Aim of the exercise =
Word for word, retype every entry in the listing.

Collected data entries

-------------------------

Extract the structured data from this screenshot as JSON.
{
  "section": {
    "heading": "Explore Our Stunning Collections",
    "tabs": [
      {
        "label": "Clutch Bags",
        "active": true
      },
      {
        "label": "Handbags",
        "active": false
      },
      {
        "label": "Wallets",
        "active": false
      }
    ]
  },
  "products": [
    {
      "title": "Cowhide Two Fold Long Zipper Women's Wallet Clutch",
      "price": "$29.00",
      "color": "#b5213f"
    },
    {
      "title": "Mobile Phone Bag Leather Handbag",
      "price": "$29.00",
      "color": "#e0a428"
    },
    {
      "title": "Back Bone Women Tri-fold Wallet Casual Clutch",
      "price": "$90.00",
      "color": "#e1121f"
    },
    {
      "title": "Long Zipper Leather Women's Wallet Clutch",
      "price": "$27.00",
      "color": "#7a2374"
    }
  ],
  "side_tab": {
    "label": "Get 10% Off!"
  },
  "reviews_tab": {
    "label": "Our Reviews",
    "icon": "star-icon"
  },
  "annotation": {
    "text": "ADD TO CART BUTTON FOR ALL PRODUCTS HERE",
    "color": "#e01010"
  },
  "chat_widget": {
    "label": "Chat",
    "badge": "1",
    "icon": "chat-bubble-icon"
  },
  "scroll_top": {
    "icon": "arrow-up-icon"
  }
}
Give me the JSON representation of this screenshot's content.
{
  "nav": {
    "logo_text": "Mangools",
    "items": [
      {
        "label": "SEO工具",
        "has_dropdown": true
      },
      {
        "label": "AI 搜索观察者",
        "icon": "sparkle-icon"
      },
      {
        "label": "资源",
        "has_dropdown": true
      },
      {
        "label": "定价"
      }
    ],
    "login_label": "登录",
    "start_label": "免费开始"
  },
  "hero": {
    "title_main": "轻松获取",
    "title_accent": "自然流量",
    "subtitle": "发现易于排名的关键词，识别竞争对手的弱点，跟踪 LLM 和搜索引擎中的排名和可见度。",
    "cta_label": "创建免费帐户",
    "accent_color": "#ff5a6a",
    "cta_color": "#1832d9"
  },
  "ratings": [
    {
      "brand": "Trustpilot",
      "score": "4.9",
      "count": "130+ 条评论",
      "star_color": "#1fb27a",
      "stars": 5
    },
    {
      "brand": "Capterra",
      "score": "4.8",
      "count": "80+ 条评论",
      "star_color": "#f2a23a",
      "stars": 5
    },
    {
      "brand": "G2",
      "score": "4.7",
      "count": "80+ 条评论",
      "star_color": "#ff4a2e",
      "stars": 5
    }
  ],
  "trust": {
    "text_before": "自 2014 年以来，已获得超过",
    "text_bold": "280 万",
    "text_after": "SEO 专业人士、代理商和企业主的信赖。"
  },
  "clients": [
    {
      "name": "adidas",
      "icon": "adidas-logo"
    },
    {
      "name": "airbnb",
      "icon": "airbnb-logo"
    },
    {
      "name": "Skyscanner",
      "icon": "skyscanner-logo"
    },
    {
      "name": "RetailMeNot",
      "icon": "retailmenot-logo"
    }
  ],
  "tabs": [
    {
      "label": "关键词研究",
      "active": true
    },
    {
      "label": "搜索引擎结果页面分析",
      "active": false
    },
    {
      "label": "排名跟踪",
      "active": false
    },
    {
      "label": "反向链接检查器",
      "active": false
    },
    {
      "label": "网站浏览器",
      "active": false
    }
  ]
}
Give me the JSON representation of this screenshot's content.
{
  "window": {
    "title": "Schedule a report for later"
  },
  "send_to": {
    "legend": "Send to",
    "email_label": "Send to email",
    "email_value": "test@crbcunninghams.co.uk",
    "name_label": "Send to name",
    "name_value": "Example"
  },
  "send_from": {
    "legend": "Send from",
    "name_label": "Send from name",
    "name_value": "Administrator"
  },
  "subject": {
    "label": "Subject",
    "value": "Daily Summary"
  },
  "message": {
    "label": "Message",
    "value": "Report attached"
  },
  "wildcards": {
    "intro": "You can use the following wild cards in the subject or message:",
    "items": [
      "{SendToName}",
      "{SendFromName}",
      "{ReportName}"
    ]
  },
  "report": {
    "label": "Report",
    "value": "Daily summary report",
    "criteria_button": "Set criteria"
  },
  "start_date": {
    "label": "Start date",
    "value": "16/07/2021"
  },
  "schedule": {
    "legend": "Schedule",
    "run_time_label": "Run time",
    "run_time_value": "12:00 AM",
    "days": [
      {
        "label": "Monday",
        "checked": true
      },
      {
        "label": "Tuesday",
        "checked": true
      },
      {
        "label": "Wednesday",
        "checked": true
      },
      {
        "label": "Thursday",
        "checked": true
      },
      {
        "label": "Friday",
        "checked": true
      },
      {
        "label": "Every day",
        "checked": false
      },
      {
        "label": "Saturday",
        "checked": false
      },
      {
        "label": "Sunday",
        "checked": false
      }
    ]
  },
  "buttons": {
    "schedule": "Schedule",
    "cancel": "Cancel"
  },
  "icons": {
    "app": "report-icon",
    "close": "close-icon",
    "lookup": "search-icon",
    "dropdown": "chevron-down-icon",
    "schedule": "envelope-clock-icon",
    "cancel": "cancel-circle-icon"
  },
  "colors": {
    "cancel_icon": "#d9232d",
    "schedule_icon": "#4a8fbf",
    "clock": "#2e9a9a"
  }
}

-------------------------

Solution to this problem =
Extract the structured data from this screenshot as JSON.
{
  "section": {
    "heading": "Explore Our Stunning Collections",
    "tabs": [
      {
        "label": "Clutch Bags",
        "active": true
      },
      {
        "label": "Handbags",
        "active": false
      },
      {
        "label": "Wallets",
        "active": false
      }
    ]
  },
  "products": [
    {
      "title": "Cowhide Two Fold Long Zipper Women's Wallet Clutch",
      "price": "$29.00",
      "color": "#b5213f"
    },
    {
      "title": "Mobile Phone Bag Leather Handbag",
      "price": "$29.00",
      "color": "#e0a428"
    },
    {
      "title": "Back Bone Women Tri-fold Wallet Casual Clutch",
      "price": "$90.00",
      "color": "#e1121f"
    },
    {
      "title": "Long Zipper Leather Women's Wallet Clutch",
      "price": "$27.00",
      "color": "#7a2374"
    }
  ],
  "side_tab": {
    "label": "Get 10% Off!"
  },
  "reviews_tab": {
    "label": "Our Reviews",
    "icon": "star-icon"
  },
  "annotation": {
    "text": "ADD TO CART BUTTON FOR ALL PRODUCTS HERE",
    "color": "#e01010"
  },
  "chat_widget": {
    "label": "Chat",
    "badge": "1",
    "icon": "chat-bubble-icon"
  },
  "scroll_top": {
    "icon": "arrow-up-icon"
  }
}
Give me the JSON representation of this screenshot's content.
{
  "nav": {
    "logo_text": "Mangools",
    "items": [
      {
        "label": "SEO工具",
        "has_dropdown": true
      },
      {
        "label": "AI 搜索观察者",
        "icon": "sparkle-icon"
      },
      {
        "label": "资源",
        "has_dropdown": true
      },
      {
        "label": "定价"
      }
    ],
    "login_label": "登录",
    "start_label": "免费开始"
  },
  "hero": {
    "title_main": "轻松获取",
    "title_accent": "自然流量",
    "subtitle": "发现易于排名的关键词，识别竞争对手的弱点，跟踪 LLM 和搜索引擎中的排名和可见度。",
    "cta_label": "创建免费帐户",
    "accent_color": "#ff5a6a",
    "cta_color": "#1832d9"
  },
  "ratings": [
    {
      "brand": "Trustpilot",
      "score": "4.9",
      "count": "130+ 条评论",
      "star_color": "#1fb27a",
      "stars": 5
    },
    {
      "brand": "Capterra",
      "score": "4.8",
      "count": "80+ 条评论",
      "star_color": "#f2a23a",
      "stars": 5
    },
    {
      "brand": "G2",
      "score": "4.7",
      "count": "80+ 条评论",
      "star_color": "#ff4a2e",
      "stars": 5
    }
  ],
  "trust": {
    "text_before": "自 2014 年以来，已获得超过",
    "text_bold": "280 万",
    "text_after": "SEO 专业人士、代理商和企业主的信赖。"
  },
  "clients": [
    {
      "name": "adidas",
      "icon": "adidas-logo"
    },
    {
      "name": "airbnb",
      "icon": "airbnb-logo"
    },
    {
      "name": "Skyscanner",
      "icon": "skyscanner-logo"
    },
    {
      "name": "RetailMeNot",
      "icon": "retailmenot-logo"
    }
  ],
  "tabs": [
    {
      "label": "关键词研究",
      "active": true
    },
    {
      "label": "搜索引擎结果页面分析",
      "active": false
    },
    {
      "label": "排名跟踪",
      "active": false
    },
    {
      "label": "反向链接检查器",
      "active": false
    },
    {
      "label": "网站浏览器",
      "active": false
    }
  ]
}
Give me the JSON representation of this screenshot's content.
{
  "window": {
    "title": "Schedule a report for later"
  },
  "send_to": {
    "legend": "Send to",
    "email_label": "Send to email",
    "email_value": "test@crbcunninghams.co.uk",
    "name_label": "Send to name",
    "name_value": "Example"
  },
  "send_from": {
    "legend": "Send from",
    "name_label": "Send from name",
    "name_value": "Administrator"
  },
  "subject": {
    "label": "Subject",
    "value": "Daily Summary"
  },
  "message": {
    "label": "Message",
    "value": "Report attached"
  },
  "wildcards": {
    "intro": "You can use the following wild cards in the subject or message:",
    "items": [
      "{SendToName}",
      "{SendFromName}",
      "{ReportName}"
    ]
  },
  "report": {
    "label": "Report",
    "value": "Daily summary report",
    "criteria_button": "Set criteria"
  },
  "start_date": {
    "label": "Start date",
    "value": "16/07/2021"
  },
  "schedule": {
    "legend": "Schedule",
    "run_time_label": "Run time",
    "run_time_value": "12:00 AM",
    "days": [
      {
        "label": "Monday",
        "checked": true
      },
      {
        "label": "Tuesday",
        "checked": true
      },
      {
        "label": "Wednesday",
        "checked": true
      },
      {
        "label": "Thursday",
        "checked": true
      },
      {
        "label": "Friday",
        "checked": true
      },
      {
        "label": "Every day",
        "checked": false
      },
      {
        "label": "Saturday",
        "checked": false
      },
      {
        "label": "Sunday",
        "checked": false
      }
    ]
  },
  "buttons": {
    "schedule": "Schedule",
    "cancel": "Cancel"
  },
  "icons": {
    "app": "report-icon",
    "close": "close-icon",
    "lookup": "search-icon",
    "dropdown": "chevron-down-icon",
    "schedule": "envelope-clock-icon",
    "cancel": "cancel-circle-icon"
  },
  "colors": {
    "cancel_icon": "#d9232d",
    "schedule_icon": "#4a8fbf",
    "clock": "#2e9a9a"
  }
}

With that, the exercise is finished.